--- START OF Exercise inputs ---

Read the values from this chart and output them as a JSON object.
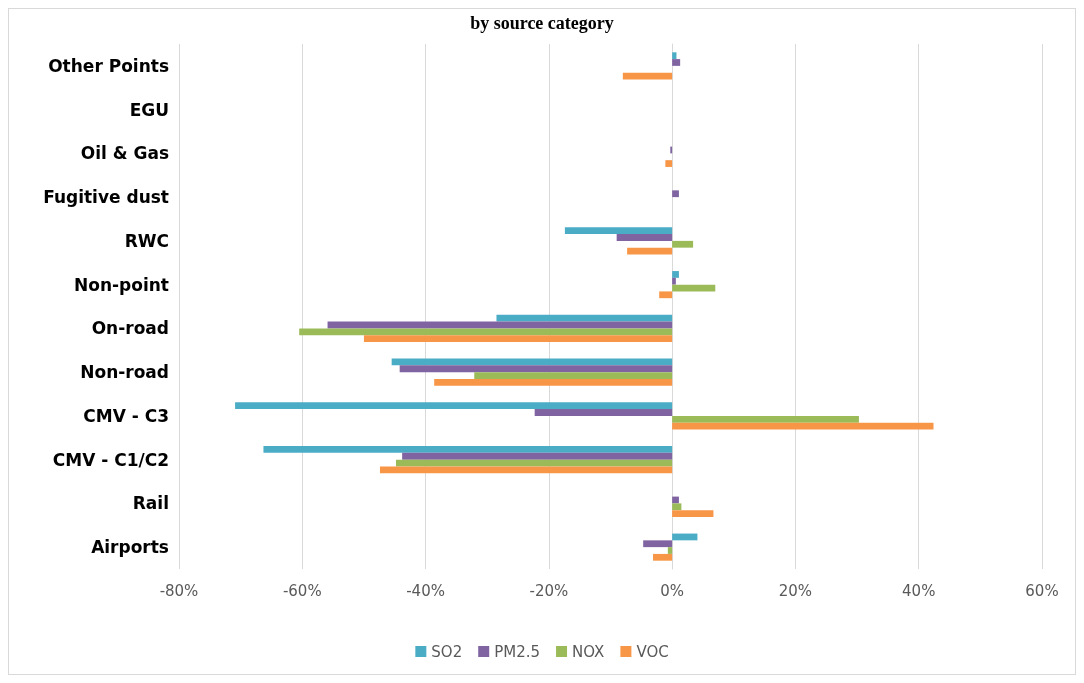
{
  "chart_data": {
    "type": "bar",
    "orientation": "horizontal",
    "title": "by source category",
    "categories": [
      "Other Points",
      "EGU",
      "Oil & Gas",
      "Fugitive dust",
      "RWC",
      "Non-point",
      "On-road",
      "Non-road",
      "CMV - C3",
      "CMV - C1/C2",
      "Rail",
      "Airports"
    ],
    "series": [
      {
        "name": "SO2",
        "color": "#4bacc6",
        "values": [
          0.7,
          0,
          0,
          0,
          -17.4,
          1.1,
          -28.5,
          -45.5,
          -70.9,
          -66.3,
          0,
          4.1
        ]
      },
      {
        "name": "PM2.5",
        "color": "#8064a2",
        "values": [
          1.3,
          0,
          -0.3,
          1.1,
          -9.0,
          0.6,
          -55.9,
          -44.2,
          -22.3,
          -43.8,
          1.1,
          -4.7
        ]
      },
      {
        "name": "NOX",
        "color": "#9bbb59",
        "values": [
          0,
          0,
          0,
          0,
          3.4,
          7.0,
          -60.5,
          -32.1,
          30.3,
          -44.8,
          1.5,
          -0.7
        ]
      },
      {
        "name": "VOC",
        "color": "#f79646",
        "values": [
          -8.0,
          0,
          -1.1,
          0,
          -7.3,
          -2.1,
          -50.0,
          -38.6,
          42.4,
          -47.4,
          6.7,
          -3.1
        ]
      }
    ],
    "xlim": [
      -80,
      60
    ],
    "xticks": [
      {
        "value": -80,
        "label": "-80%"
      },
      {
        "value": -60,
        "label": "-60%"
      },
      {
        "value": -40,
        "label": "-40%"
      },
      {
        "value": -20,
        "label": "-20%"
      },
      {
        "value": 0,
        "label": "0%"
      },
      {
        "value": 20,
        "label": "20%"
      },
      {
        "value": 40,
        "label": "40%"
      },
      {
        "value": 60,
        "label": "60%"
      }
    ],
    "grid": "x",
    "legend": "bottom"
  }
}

--- END OF Exercise inputs ---

In the entries above, identify every line with the word "label". Copy those lines.

Response to the exercise ▸
        "label": "-80%"
        "label": "-60%"
        "label": "-40%"
        "label": "-20%"
        "label": "0%"
        "label": "20%"
        "label": "40%"
        "label": "60%"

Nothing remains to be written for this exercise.